Segment Start: EXTRACTED TEXT

Translators and Interpreters: Similarities and Differences
Ask 10 random people you know about the differences between translators and Interpreters, I’m sure 7 or 8 out of them would say there aren’t any differences. To the general public, Translators and Interpreters are just two distinctive terms for people working on translating languages. In fact, this belief is not completely wrong, but not 100% right either.
In today’s post, we will dig deeper into the similarities and differences between Translators and Interpreters.
But first, let’s check out the definition of two terms:
- A Translator is a linguist who converts written text from a source language to a target language.
- An Interpreter is a person who converts oral messages from one language to another and vice versa.
The similarities between Translators and Interpreters
Both Translators and Interpreters work as an intermediary between two languages. Translators and Interpreters convert words from a source language to a target language. In short, they bridge the language gap between people in two different countries and cultures.
Not everyone can become a translator and interpreter. Translation and Interpretation require long training, practices, and experiences. Owning suitable working skills and deep knowledge of languages and cultures along with linguistic qualifications and certificates is indispensable to both Translators and Interpreters.
The differences between Translators and Interpreters
(1) The Skills Required
Translators work with written documents daily so there’s no doubt that they need good writing skills. Because in the end, smooth, accurate, and error-free documents are the aim of translation. The meaning of written content might vary regarding different contexts, thus it’s a must for translators to read and research reference materials to support the translating process. A great researching skill along with the ability to use CAT tools helps translators complete the projects quicker and remain high quality.
On the other hand, Interpreters listen to the speakers and translate the message simultaneously on the spot. It requires excellent listening and public speaking abilities. More than that, since having to translate almost immediately, Interpreters also need quick decision-making skills to resolve unexpected situations. Unlike Translators who take help from dictionaries or information on the Internet, Interpreters need to rely on his or her own knowledge and experience. Therefore, improving self-knowledge and skills is essential.

Segment End: EXTRACTED TEXT

WORK INSTRUCTIONS ▸
1. According to the article on translators and interpreters, what does a translator convert?
2. Reproduce the part of the article on translators and interpreters that begins at the words "In today’s post, we" and ends after the words "text from a source language to a target language.".
Use only the article for your answers.

Segment Start: MATERIAL SHOWN

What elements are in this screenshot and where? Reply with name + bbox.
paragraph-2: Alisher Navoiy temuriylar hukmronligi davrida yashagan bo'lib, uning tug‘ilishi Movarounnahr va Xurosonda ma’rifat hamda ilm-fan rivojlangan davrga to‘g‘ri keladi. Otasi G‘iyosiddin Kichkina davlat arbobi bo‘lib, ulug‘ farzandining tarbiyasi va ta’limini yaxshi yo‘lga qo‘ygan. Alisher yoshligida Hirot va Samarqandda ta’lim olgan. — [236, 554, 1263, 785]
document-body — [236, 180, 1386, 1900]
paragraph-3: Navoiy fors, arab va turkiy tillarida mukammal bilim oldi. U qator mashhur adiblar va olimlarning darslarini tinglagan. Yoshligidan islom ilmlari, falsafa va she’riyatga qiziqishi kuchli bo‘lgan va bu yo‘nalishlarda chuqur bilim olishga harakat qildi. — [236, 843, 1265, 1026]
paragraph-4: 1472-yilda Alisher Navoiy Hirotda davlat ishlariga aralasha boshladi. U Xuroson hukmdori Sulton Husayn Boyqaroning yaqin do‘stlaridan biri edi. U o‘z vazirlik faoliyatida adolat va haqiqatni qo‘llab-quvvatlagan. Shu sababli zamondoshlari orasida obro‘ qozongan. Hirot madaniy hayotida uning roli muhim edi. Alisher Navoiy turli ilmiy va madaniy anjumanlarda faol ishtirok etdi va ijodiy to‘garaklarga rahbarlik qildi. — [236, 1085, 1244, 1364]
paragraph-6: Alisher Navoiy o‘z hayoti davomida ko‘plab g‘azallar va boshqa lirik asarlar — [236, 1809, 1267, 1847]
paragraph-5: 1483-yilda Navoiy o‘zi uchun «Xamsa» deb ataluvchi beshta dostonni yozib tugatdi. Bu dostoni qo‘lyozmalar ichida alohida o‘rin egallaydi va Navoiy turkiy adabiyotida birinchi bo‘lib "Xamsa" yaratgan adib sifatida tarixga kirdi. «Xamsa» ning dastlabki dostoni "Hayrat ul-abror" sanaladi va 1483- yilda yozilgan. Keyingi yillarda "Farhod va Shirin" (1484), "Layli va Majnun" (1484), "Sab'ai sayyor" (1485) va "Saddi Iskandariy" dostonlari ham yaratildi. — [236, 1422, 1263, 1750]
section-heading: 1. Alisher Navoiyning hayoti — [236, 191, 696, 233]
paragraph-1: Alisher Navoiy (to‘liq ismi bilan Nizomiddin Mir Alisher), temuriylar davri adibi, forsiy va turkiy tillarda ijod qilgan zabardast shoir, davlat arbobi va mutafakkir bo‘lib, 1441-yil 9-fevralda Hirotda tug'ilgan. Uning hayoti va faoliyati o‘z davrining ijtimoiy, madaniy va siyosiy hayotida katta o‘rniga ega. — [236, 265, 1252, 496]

Segment End: MATERIAL SHOWN

WRITTEN RESPONSES ▸
1. Written text from a source language to a target language.

2.
In today’s post, we will dig deeper into the similarities and differences between Translators and Interpreters.
But first, let’s check out the definition of two terms:
- A Translator is a linguist who converts written text from a source language to a target language.